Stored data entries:
● ● ● ●

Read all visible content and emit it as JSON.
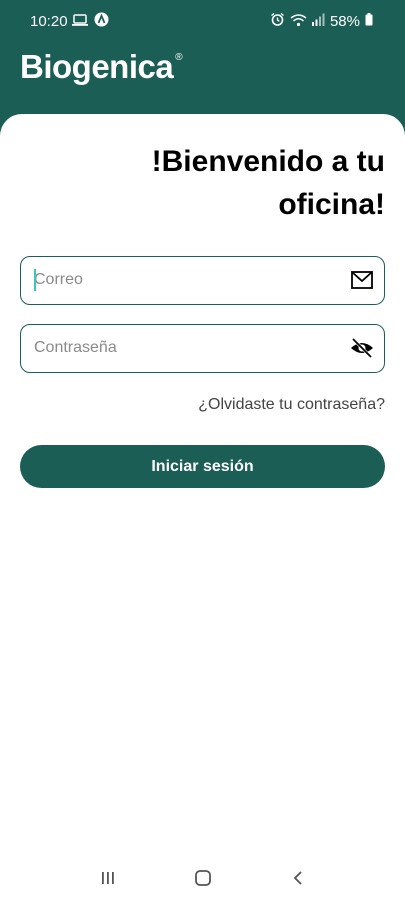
{
  "status_bar": {
    "time": "10:20",
    "battery": "58%",
    "icons": [
      "laptop-icon",
      "app-a-icon",
      "alarm-icon",
      "wifi-icon",
      "signal-icon",
      "battery-icon"
    ]
  },
  "header": {
    "logo_text": "Biogenica",
    "logo_reg": "®"
  },
  "main": {
    "title": "!Bienvenido a tu oficina!",
    "email": {
      "placeholder": "Correo",
      "value": "",
      "icon": "mail-icon"
    },
    "password": {
      "placeholder": "Contraseña",
      "value": "",
      "icon": "eye-off-icon"
    },
    "forgot_link": "¿Olvidaste tu contraseña?",
    "login_button": "Iniciar sesión"
  },
  "nav_bar": {
    "items": [
      "recents-icon",
      "home-icon",
      "back-icon"
    ]
  },
  "colors": {
    "primary": "#1b5e55",
    "caret": "#3cc6b4",
    "background": "#ffffff"
  }
}
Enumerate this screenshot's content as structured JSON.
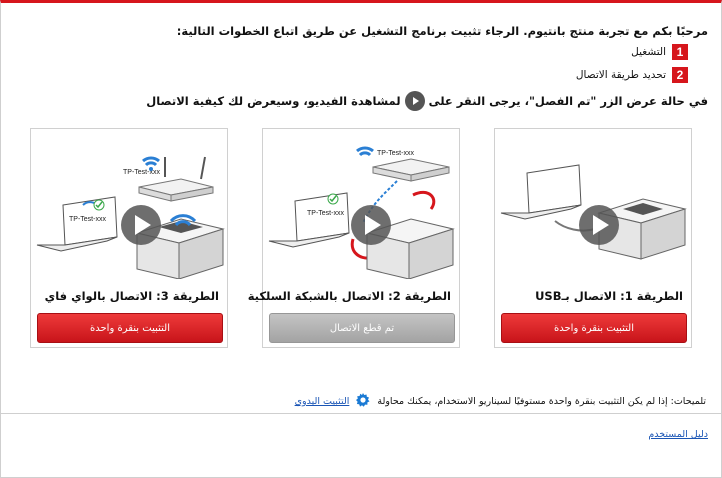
{
  "header": {
    "welcome": "مرحبًا بكم مع تجربة منتج بانتيوم. الرجاء تثبيت برنامج التشغيل عن طريق اتباع الخطوات التالية:",
    "steps": [
      {
        "number": "1",
        "label": "التشغيل"
      },
      {
        "number": "2",
        "label": "تحديد طريقة الاتصال"
      }
    ],
    "hint_before": "في حالة عرض الزر \"تم الفصل\"، يرجى النقر على",
    "hint_after": "لمشاهدة الفيديو، وسيعرض لك كيفية الاتصال"
  },
  "methods": [
    {
      "title": "الطريقة 1: الاتصال بـUSB",
      "button": "التثبيت بنقرة واحدة",
      "button_state": "enabled"
    },
    {
      "title": "الطريقة 2: الاتصال بالشبكة السلكية",
      "button": "تم قطع الاتصال",
      "button_state": "disabled",
      "router_label": "TP-Test-xxx",
      "laptop_label": "TP-Test-xxx"
    },
    {
      "title": "الطريقة 3: الاتصال بالواي فاي",
      "button": "التثبيت بنقرة واحدة",
      "button_state": "enabled",
      "router_label": "TP-Test-xxx",
      "laptop_label": "TP-Test-xxx"
    }
  ],
  "tips": {
    "text": "تلميحات: إذا لم يكن التثبيت بنقرة واحدة مستوفيًا لسيناريو الاستخدام، يمكنك محاولة",
    "link": "التثبيت اليدوي",
    "icon": "gear-icon"
  },
  "footer": {
    "manual_link": "دليل المستخدم"
  },
  "colors": {
    "accent": "#d6161c",
    "link": "#1a55b5",
    "disabled": "#a3a3a3",
    "wifi": "#2a7fd4"
  }
}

● ● ● ●

• [What you should do]: Only the number is wanted: how many lines in the entries above contain the string "التثبيت"?

• [Finished task]: 4